Input rows:
.....
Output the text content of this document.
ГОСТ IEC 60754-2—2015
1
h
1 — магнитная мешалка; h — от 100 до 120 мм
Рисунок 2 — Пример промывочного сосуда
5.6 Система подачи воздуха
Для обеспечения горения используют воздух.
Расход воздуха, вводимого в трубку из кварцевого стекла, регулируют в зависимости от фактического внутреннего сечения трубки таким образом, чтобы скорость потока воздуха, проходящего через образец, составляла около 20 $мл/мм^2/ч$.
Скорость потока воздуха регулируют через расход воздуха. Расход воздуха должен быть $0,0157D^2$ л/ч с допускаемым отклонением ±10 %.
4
.....
Objective: Everything in the listing above should be restated exactly.

Written response:
Output the text content of this document.
ГОСТ IEC 60754-2—2015
1
h
1 — магнитная мешалка; h — от 100 до 120 мм
Рисунок 2 — Пример промывочного сосуда
5.6 Система подачи воздуха
Для обеспечения горения используют воздух.
Расход воздуха, вводимого в трубку из кварцевого стекла, регулируют в зависимости от фактического внутреннего сечения трубки таким образом, чтобы скорость потока воздуха, проходящего через образец, составляла около 20 $мл/мм^2/ч$.
Скорость потока воздуха регулируют через расход воздуха. Расход воздуха должен быть $0,0157D^2$ л/ч с допускаемым отклонением ±10 %.
4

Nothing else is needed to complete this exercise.